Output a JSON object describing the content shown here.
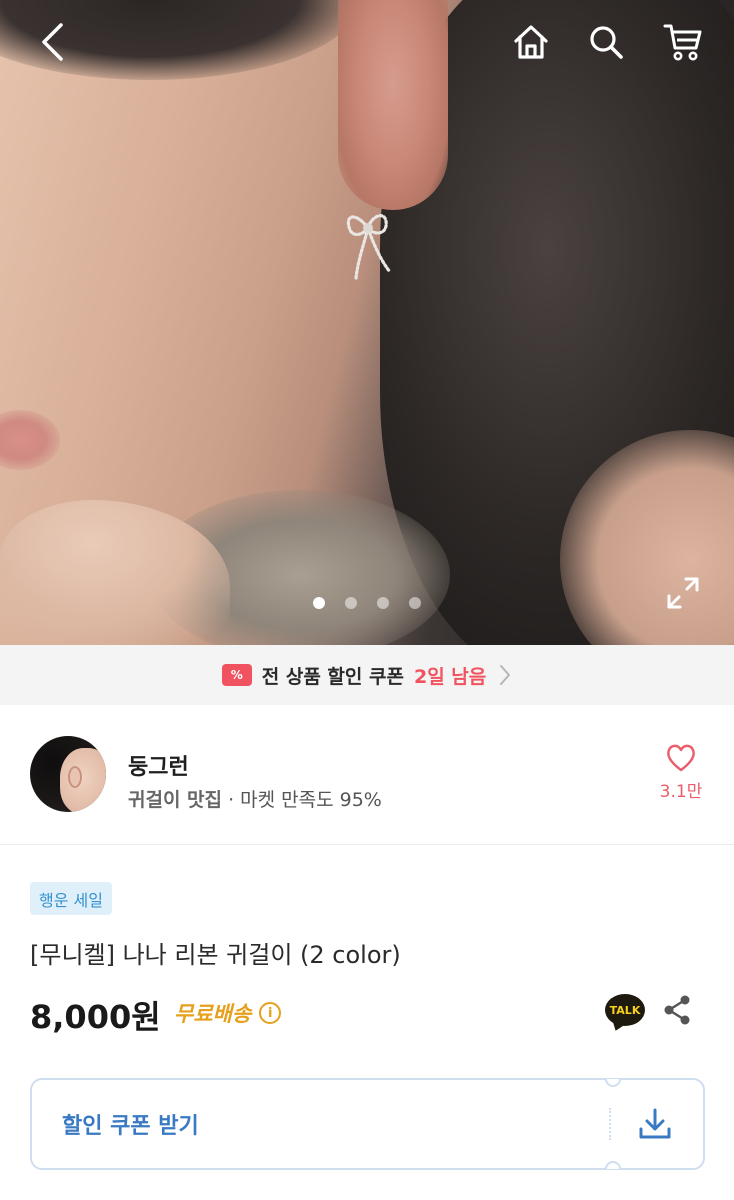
{
  "hero": {
    "image_label": "",
    "carousel_total": 4,
    "carousel_active": 1
  },
  "icons": {
    "back": "chevron-left-icon",
    "home": "home-icon",
    "search": "search-icon",
    "cart": "cart-icon",
    "expand": "expand-icon",
    "coupon": "coupon-ticket-icon",
    "like": "heart-icon",
    "info": "info-icon",
    "talk": "talk-icon",
    "share": "share-icon",
    "download": "download-icon"
  },
  "coupon_banner": {
    "text": "전 상품 할인 쿠폰",
    "highlight": "2일 남음",
    "ticket_symbol": "%"
  },
  "shop": {
    "name": "둥그런",
    "category": "귀걸이 맛집",
    "rating_text": "· 마켓 만족도 95%",
    "likes": "3.1만"
  },
  "product": {
    "badge": "행운 세일",
    "title": "[무니켈] 나나 리본 귀걸이 (2 color)",
    "price": "8,000원",
    "shipping": "무료배송",
    "info_symbol": "i",
    "talk_label": "TALK"
  },
  "coupon_button": {
    "label": "할인 쿠폰 받기"
  },
  "colors": {
    "accent_red": "#f0535f",
    "shipping_yellow": "#e6a01b",
    "coupon_blue": "#3a79c4",
    "badge_bg": "#e0f0fb"
  }
}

▶ **Task instructions**
Will you set down the records word for word while leaving out every picture?

▶ **Response**
Output a JSON object describing the content shown here.
{
  "hero": {
    "image_label": "",
    "carousel_total": 4,
    "carousel_active": 1
  },
  "icons": {
    "back": "chevron-left-icon",
    "home": "home-icon",
    "search": "search-icon",
    "cart": "cart-icon",
    "expand": "expand-icon",
    "coupon": "coupon-ticket-icon",
    "like": "heart-icon",
    "info": "info-icon",
    "talk": "talk-icon",
    "share": "share-icon",
    "download": "download-icon"
  },
  "coupon_banner": {
    "text": "전 상품 할인 쿠폰",
    "highlight": "2일 남음",
    "ticket_symbol": "%"
  },
  "shop": {
    "name": "둥그런",
    "category": "귀걸이 맛집",
    "rating_text": "· 마켓 만족도 95%",
    "likes": "3.1만"
  },
  "product": {
    "badge": "행운 세일",
    "title": "[무니켈] 나나 리본 귀걸이 (2 color)",
    "price": "8,000원",
    "shipping": "무료배송",
    "info_symbol": "i",
    "talk_label": "TALK"
  },
  "coupon_button": {
    "label": "할인 쿠폰 받기"
  },
  "colors": {
    "accent_red": "#f0535f",
    "shipping_yellow": "#e6a01b",
    "coupon_blue": "#3a79c4",
    "badge_bg": "#e0f0fb"
  }
}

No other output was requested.